What the exercise asks
Gather the lines from the material that contain "this".

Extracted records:
= = = = = = =
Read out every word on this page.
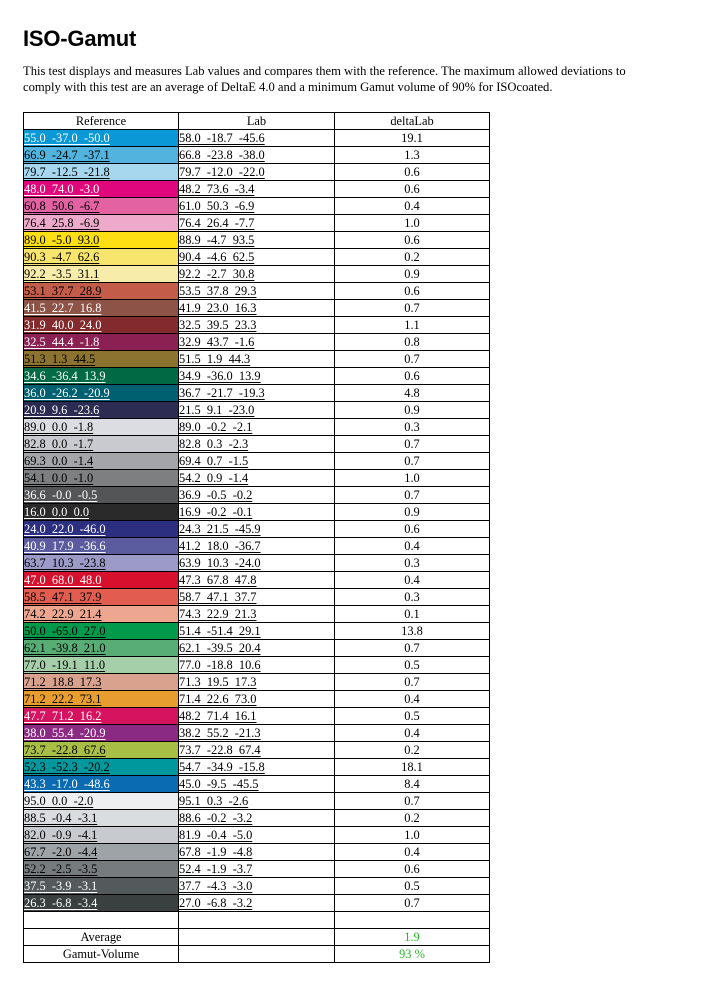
ISO-Gamut
This test displays and measures Lab values and compares them with the reference. The maximum allowed deviations to comply with this test are an average of DeltaE 4.0 and a minimum Gamut volume of 90% for ISOcoated.
Reference	Lab	deltaLab
55.0  -37.0  -50.0	58.0  -18.7  -45.6	19.1
66.9  -24.7  -37.1	66.8  -23.8  -38.0	1.3
79.7  -12.5  -21.8	79.7  -12.0  -22.0	0.6
48.0  74.0  -3.0	48.2  73.6  -3.4	0.6
60.8  50.6  -6.7	61.0  50.3  -6.9	0.4
76.4  25.8  -6.9	76.4  26.4  -7.7	1.0
89.0  -5.0  93.0	88.9  -4.7  93.5	0.6
90.3  -4.7  62.6	90.4  -4.6  62.5	0.2
92.2  -3.5  31.1	92.2  -2.7  30.8	0.9
53.1  37.7  28.9	53.5  37.8  29.3	0.6
41.5  22.7  16.8	41.9  23.0  16.3	0.7
31.9  40.0  24.0	32.5  39.5  23.3	1.1
32.5  44.4  -1.8	32.9  43.7  -1.6	0.8
51.3  1.3  44.5	51.5  1.9  44.3	0.7
34.6  -36.4  13.9	34.9  -36.0  13.9	0.6
36.0  -26.2  -20.9	36.7  -21.7  -19.3	4.8
20.9  9.6  -23.6	21.5  9.1  -23.0	0.9
89.0  0.0  -1.8	89.0  -0.2  -2.1	0.3
82.8  0.0  -1.7	82.8  0.3  -2.3	0.7
69.3  0.0  -1.4	69.4  0.7  -1.5	0.7
54.1  0.0  -1.0	54.2  0.9  -1.4	1.0
36.6  -0.0  -0.5	36.9  -0.5  -0.2	0.7
16.0  0.0  0.0	16.9  -0.2  -0.1	0.9
24.0  22.0  -46.0	24.3  21.5  -45.9	0.6
40.9  17.9  -36.6	41.2  18.0  -36.7	0.4
63.7  10.3  -23.8	63.9  10.3  -24.0	0.3
47.0  68.0  48.0	47.3  67.8  47.8	0.4
58.5  47.1  37.9	58.7  47.1  37.7	0.3
74.2  22.9  21.4	74.3  22.9  21.3	0.1
50.0  -65.0  27.0	51.4  -51.4  29.1	13.8
62.1  -39.8  21.0	62.1  -39.5  20.4	0.7
77.0  -19.1  11.0	77.0  -18.8  10.6	0.5
71.2  18.8  17.3	71.3  19.5  17.3	0.7
71.2  22.2  73.1	71.4  22.6  73.0	0.4
47.7  71.2  16.2	48.2  71.4  16.1	0.5
38.0  55.4  -20.9	38.2  55.2  -21.3	0.4
73.7  -22.8  67.6	73.7  -22.8  67.4	0.2
52.3  -52.3  -20.2	54.7  -34.9  -15.8	18.1
43.3  -17.0  -48.6	45.0  -9.5  -45.5	8.4
95.0  0.0  -2.0	95.1  0.3  -2.6	0.7
88.5  -0.4  -3.1	88.6  -0.2  -3.2	0.2
82.0  -0.9  -4.1	81.9  -0.4  -5.0	1.0
67.7  -2.0  -4.4	67.8  -1.9  -4.8	0.4
52.2  -2.5  -3.5	52.4  -1.9  -3.7	0.6
37.5  -3.9  -3.1	37.7  -4.3  -3.0	0.5
26.3  -6.8  -3.4	27.0  -6.8  -3.2	0.7

Average		1.9
Gamut-Volume		93 %
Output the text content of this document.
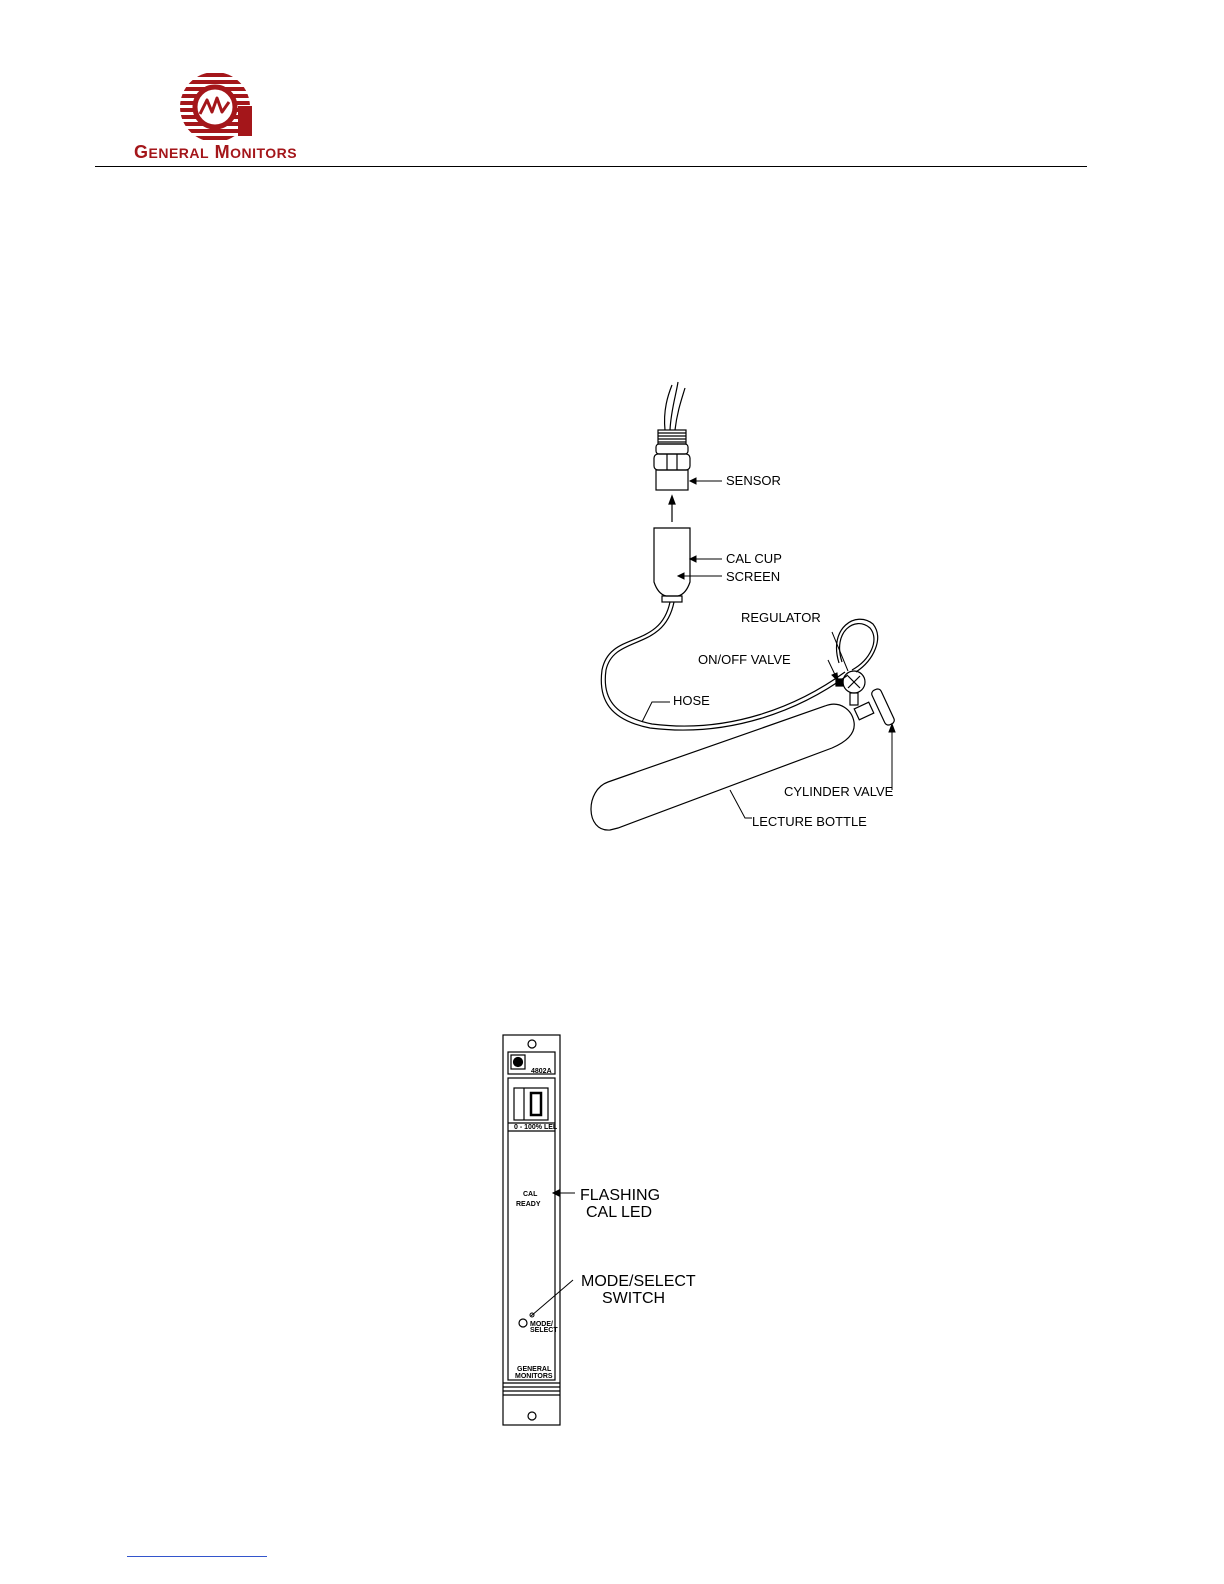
GENERAL MONITORS
SENSOR
CAL CUP
SCREEN
REGULATOR
ON/OFF VALVE
HOSE
CYLINDER VALVE
LECTURE BOTTLE
4802A
0 - 100% LEL
CAL
READY
MODE/
SELECT
GENERAL
MONITORS
FLASHING
CAL LED
MODE/SELECT
SWITCH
= = = = = = =
Task solution
Read out every word on this page.
This test displays and measures Lab values and compares them with the reference. The maximum allowed deviations to comply with this test are an average of DeltaE 4.0 and a minimum Gamut volume of 90% for ISOcoated.
Output the text content of this document.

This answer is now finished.